**DIRECTION**
Exactly as written, quote every line that follows, skipping the images.

**INFORMATION SUPPLIED**

────────────────────────────────────────

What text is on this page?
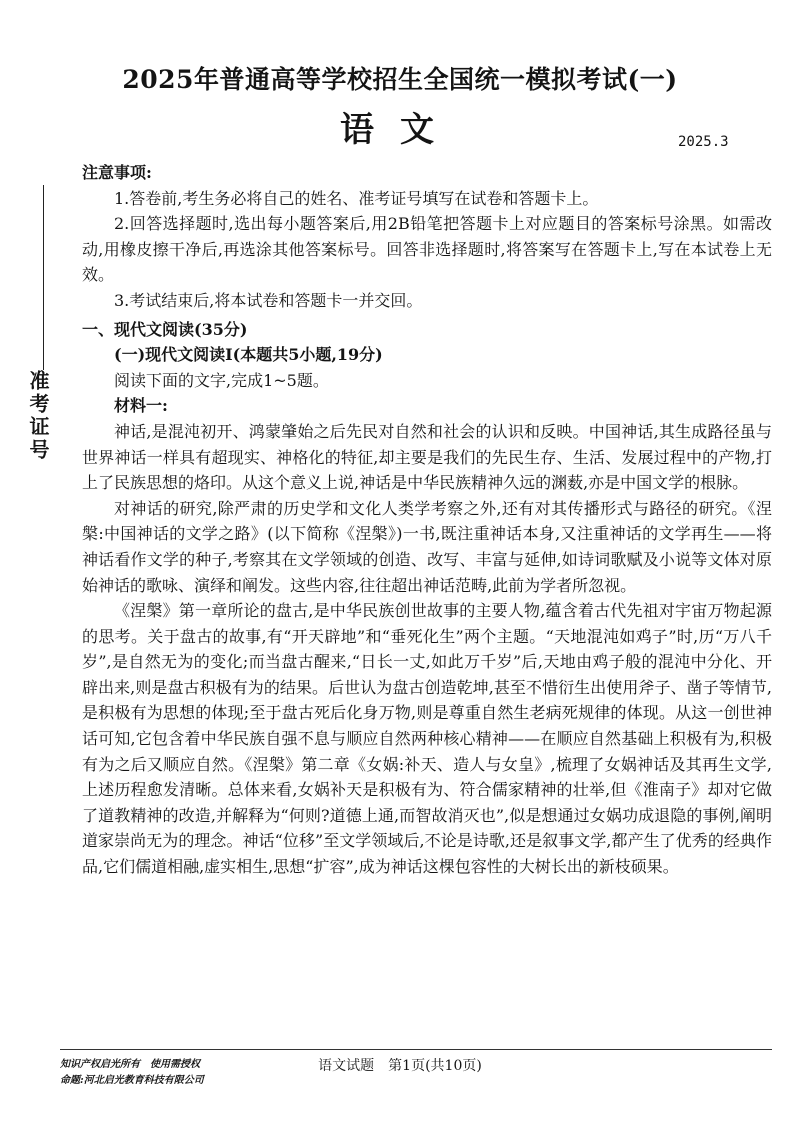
2025年普通高等学校招生全国统一模拟考试(一)
语文	2025.3
准考证号

注意事项:

1.答卷前,考生务必将自己的姓名、准考证号填写在试卷和答题卡上。

2.回答选择题时,选出每小题答案后,用2B铅笔把答题卡上对应题目的答案标号涂黑。如需改动,用橡皮擦干净后,再选涂其他答案标号。回答非选择题时,将答案写在答题卡上,写在本试卷上无效。

3.考试结束后,将本试卷和答题卡一并交回。

一、现代文阅读(35分)

(一)现代文阅读Ⅰ(本题共5小题,19分)

阅读下面的文字,完成1~5题。

材料一:

神话,是混沌初开、鸿蒙肇始之后先民对自然和社会的认识和反映。中国神话,其生成路径虽与世界神话一样具有超现实、神格化的特征,却主要是我们的先民生存、生活、发展过程中的产物,打上了民族思想的烙印。从这个意义上说,神话是中华民族精神久远的渊薮,亦是中国文学的根脉。

对神话的研究,除严肃的历史学和文化人类学考察之外,还有对其传播形式与路径的研究。《涅槃:中国神话的文学之路》(以下简称《涅槃》)一书,既注重神话本身,又注重神话的文学再生——将神话看作文学的种子,考察其在文学领域的创造、改写、丰富与延伸,如诗词歌赋及小说等文体对原始神话的歌咏、演绎和阐发。这些内容,往往超出神话范畴,此前为学者所忽视。

《涅槃》第一章所论的盘古,是中华民族创世故事的主要人物,蕴含着古代先祖对宇宙万物起源的思考。关于盘古的故事,有“开天辟地”和“垂死化生”两个主题。“天地混沌如鸡子”时,历“万八千岁”,是自然无为的变化;而当盘古醒来,“日长一丈,如此万千岁”后,天地由鸡子般的混沌中分化、开辟出来,则是盘古积极有为的结果。后世认为盘古创造乾坤,甚至不惜衍生出使用斧子、凿子等情节,是积极有为思想的体现;至于盘古死后化身万物,则是尊重自然生老病死规律的体现。从这一创世神话可知,它包含着中华民族自强不息与顺应自然两种核心精神——在顺应自然基础上积极有为,积极有为之后又顺应自然。《涅槃》第二章《女娲:补天、造人与女皇》,梳理了女娲神话及其再生文学,上述历程愈发清晰。总体来看,女娲补天是积极有为、符合儒家精神的壮举,但《淮南子》却对它做了道教精神的改造,并解释为“何则?道德上通,而智故消灭也”,似是想通过女娲功成退隐的事例,阐明道家崇尚无为的理念。神话“位移”至文学领域后,不论是诗歌,还是叙事文学,都产生了优秀的经典作品,它们儒道相融,虚实相生,思想“扩容”,成为神话这棵包容性的大树长出的新枝硕果。

知识产权启光所有　使用需授权
命题:河北启光教育科技有限公司
语文试题　第1页(共10页)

────────────────────────────────────────

**WORKED SOLUTION**
What text is on this page?
2025年普通高等学校招生全国统一模拟考试(一)
语文	2025.3
准考证号

注意事项:

1.答卷前,考生务必将自己的姓名、准考证号填写在试卷和答题卡上。

2.回答选择题时,选出每小题答案后,用2B铅笔把答题卡上对应题目的答案标号涂黑。如需改动,用橡皮擦干净后,再选涂其他答案标号。回答非选择题时,将答案写在答题卡上,写在本试卷上无效。

3.考试结束后,将本试卷和答题卡一并交回。

一、现代文阅读(35分)

(一)现代文阅读Ⅰ(本题共5小题,19分)

阅读下面的文字,完成1~5题。

材料一:

神话,是混沌初开、鸿蒙肇始之后先民对自然和社会的认识和反映。中国神话,其生成路径虽与世界神话一样具有超现实、神格化的特征,却主要是我们的先民生存、生活、发展过程中的产物,打上了民族思想的烙印。从这个意义上说,神话是中华民族精神久远的渊薮,亦是中国文学的根脉。

对神话的研究,除严肃的历史学和文化人类学考察之外,还有对其传播形式与路径的研究。《涅槃:中国神话的文学之路》(以下简称《涅槃》)一书,既注重神话本身,又注重神话的文学再生——将神话看作文学的种子,考察其在文学领域的创造、改写、丰富与延伸,如诗词歌赋及小说等文体对原始神话的歌咏、演绎和阐发。这些内容,往往超出神话范畴,此前为学者所忽视。

《涅槃》第一章所论的盘古,是中华民族创世故事的主要人物,蕴含着古代先祖对宇宙万物起源的思考。关于盘古的故事,有“开天辟地”和“垂死化生”两个主题。“天地混沌如鸡子”时,历“万八千岁”,是自然无为的变化;而当盘古醒来,“日长一丈,如此万千岁”后,天地由鸡子般的混沌中分化、开辟出来,则是盘古积极有为的结果。后世认为盘古创造乾坤,甚至不惜衍生出使用斧子、凿子等情节,是积极有为思想的体现;至于盘古死后化身万物,则是尊重自然生老病死规律的体现。从这一创世神话可知,它包含着中华民族自强不息与顺应自然两种核心精神——在顺应自然基础上积极有为,积极有为之后又顺应自然。《涅槃》第二章《女娲:补天、造人与女皇》,梳理了女娲神话及其再生文学,上述历程愈发清晰。总体来看,女娲补天是积极有为、符合儒家精神的壮举,但《淮南子》却对它做了道教精神的改造,并解释为“何则?道德上通,而智故消灭也”,似是想通过女娲功成退隐的事例,阐明道家崇尚无为的理念。神话“位移”至文学领域后,不论是诗歌,还是叙事文学,都产生了优秀的经典作品,它们儒道相融,虚实相生,思想“扩容”,成为神话这棵包容性的大树长出的新枝硕果。

知识产权启光所有　使用需授权
命题:河北启光教育科技有限公司
语文试题　第1页(共10页)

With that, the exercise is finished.